**Exercise details**:
Return each entry exactly, omitting nothing.

**Information shown**:
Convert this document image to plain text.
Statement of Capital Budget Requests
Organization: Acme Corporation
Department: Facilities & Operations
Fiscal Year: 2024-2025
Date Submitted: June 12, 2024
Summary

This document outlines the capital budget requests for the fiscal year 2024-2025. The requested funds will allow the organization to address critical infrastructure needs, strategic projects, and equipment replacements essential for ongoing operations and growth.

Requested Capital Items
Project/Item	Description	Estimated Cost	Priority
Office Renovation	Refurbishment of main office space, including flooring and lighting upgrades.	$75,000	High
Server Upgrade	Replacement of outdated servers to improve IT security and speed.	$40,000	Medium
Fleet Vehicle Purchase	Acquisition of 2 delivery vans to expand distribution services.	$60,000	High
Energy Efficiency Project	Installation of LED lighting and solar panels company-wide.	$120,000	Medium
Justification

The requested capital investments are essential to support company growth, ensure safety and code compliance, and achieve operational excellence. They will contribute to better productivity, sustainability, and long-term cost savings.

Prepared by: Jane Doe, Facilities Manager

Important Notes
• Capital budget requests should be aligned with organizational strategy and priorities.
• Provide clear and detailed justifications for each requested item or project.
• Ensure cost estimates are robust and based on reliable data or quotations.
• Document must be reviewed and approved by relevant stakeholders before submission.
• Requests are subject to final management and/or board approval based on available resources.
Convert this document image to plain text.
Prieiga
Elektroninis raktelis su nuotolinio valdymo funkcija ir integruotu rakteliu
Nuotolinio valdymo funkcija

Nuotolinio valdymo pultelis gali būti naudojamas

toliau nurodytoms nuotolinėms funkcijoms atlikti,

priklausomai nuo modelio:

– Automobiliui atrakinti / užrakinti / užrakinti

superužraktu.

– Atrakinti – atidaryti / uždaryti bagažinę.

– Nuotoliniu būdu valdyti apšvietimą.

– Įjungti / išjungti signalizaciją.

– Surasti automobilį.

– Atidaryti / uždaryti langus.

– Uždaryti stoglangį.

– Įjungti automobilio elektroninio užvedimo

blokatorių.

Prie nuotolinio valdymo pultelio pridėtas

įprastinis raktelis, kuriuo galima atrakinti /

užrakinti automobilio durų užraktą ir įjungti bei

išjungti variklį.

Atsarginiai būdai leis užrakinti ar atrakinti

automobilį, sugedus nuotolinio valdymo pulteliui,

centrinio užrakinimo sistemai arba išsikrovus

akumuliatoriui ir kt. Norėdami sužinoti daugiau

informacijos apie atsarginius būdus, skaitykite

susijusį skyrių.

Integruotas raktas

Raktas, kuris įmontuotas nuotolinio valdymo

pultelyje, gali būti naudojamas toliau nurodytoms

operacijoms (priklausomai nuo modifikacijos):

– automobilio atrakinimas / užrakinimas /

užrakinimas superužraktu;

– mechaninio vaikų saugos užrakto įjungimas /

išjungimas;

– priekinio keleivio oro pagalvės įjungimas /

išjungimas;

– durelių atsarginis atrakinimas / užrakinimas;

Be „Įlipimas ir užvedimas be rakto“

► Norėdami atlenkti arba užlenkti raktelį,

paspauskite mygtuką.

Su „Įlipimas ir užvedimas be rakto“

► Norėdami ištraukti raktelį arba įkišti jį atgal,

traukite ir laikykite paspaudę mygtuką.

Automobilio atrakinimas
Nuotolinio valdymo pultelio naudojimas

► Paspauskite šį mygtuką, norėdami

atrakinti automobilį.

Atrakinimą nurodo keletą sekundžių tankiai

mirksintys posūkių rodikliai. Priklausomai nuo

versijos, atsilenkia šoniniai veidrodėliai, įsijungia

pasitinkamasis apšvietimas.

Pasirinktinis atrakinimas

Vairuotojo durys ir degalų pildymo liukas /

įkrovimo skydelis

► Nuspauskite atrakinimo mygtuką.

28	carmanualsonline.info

**Problem solution**:
Convert this document image to plain text.
Statement of Capital Budget Requests
Organization: Acme Corporation
Department: Facilities & Operations
Fiscal Year: 2024-2025
Date Submitted: June 12, 2024
Summary

This document outlines the capital budget requests for the fiscal year 2024-2025. The requested funds will allow the organization to address critical infrastructure needs, strategic projects, and equipment replacements essential for ongoing operations and growth.

Requested Capital Items
Project/Item	Description	Estimated Cost	Priority
Office Renovation	Refurbishment of main office space, including flooring and lighting upgrades.	$75,000	High
Server Upgrade	Replacement of outdated servers to improve IT security and speed.	$40,000	Medium
Fleet Vehicle Purchase	Acquisition of 2 delivery vans to expand distribution services.	$60,000	High
Energy Efficiency Project	Installation of LED lighting and solar panels company-wide.	$120,000	Medium
Justification

The requested capital investments are essential to support company growth, ensure safety and code compliance, and achieve operational excellence. They will contribute to better productivity, sustainability, and long-term cost savings.

Prepared by: Jane Doe, Facilities Manager

Important Notes
• Capital budget requests should be aligned with organizational strategy and priorities.
• Provide clear and detailed justifications for each requested item or project.
• Ensure cost estimates are robust and based on reliable data or quotations.
• Document must be reviewed and approved by relevant stakeholders before submission.
• Requests are subject to final management and/or board approval based on available resources.
Convert this document image to plain text.
Prieiga
Elektroninis raktelis su nuotolinio valdymo funkcija ir integruotu rakteliu
Nuotolinio valdymo funkcija

Nuotolinio valdymo pultelis gali būti naudojamas

toliau nurodytoms nuotolinėms funkcijoms atlikti,

priklausomai nuo modelio:

– Automobiliui atrakinti / užrakinti / užrakinti

superužraktu.

– Atrakinti – atidaryti / uždaryti bagažinę.

– Nuotoliniu būdu valdyti apšvietimą.

– Įjungti / išjungti signalizaciją.

– Surasti automobilį.

– Atidaryti / uždaryti langus.

– Uždaryti stoglangį.

– Įjungti automobilio elektroninio užvedimo

blokatorių.

Prie nuotolinio valdymo pultelio pridėtas

įprastinis raktelis, kuriuo galima atrakinti /

užrakinti automobilio durų užraktą ir įjungti bei

išjungti variklį.

Atsarginiai būdai leis užrakinti ar atrakinti

automobilį, sugedus nuotolinio valdymo pulteliui,

centrinio užrakinimo sistemai arba išsikrovus

akumuliatoriui ir kt. Norėdami sužinoti daugiau

informacijos apie atsarginius būdus, skaitykite

susijusį skyrių.

Integruotas raktas

Raktas, kuris įmontuotas nuotolinio valdymo

pultelyje, gali būti naudojamas toliau nurodytoms

operacijoms (priklausomai nuo modifikacijos):

– automobilio atrakinimas / užrakinimas /

užrakinimas superužraktu;

– mechaninio vaikų saugos užrakto įjungimas /

išjungimas;

– priekinio keleivio oro pagalvės įjungimas /

išjungimas;

– durelių atsarginis atrakinimas / užrakinimas;

Be „Įlipimas ir užvedimas be rakto“

► Norėdami atlenkti arba užlenkti raktelį,

paspauskite mygtuką.

Su „Įlipimas ir užvedimas be rakto“

► Norėdami ištraukti raktelį arba įkišti jį atgal,

traukite ir laikykite paspaudę mygtuką.

Automobilio atrakinimas
Nuotolinio valdymo pultelio naudojimas

► Paspauskite šį mygtuką, norėdami

atrakinti automobilį.

Atrakinimą nurodo keletą sekundžių tankiai

mirksintys posūkių rodikliai. Priklausomai nuo

versijos, atsilenkia šoniniai veidrodėliai, įsijungia

pasitinkamasis apšvietimas.

Pasirinktinis atrakinimas

Vairuotojo durys ir degalų pildymo liukas /

įkrovimo skydelis

► Nuspauskite atrakinimo mygtuką.

28	carmanualsonline.info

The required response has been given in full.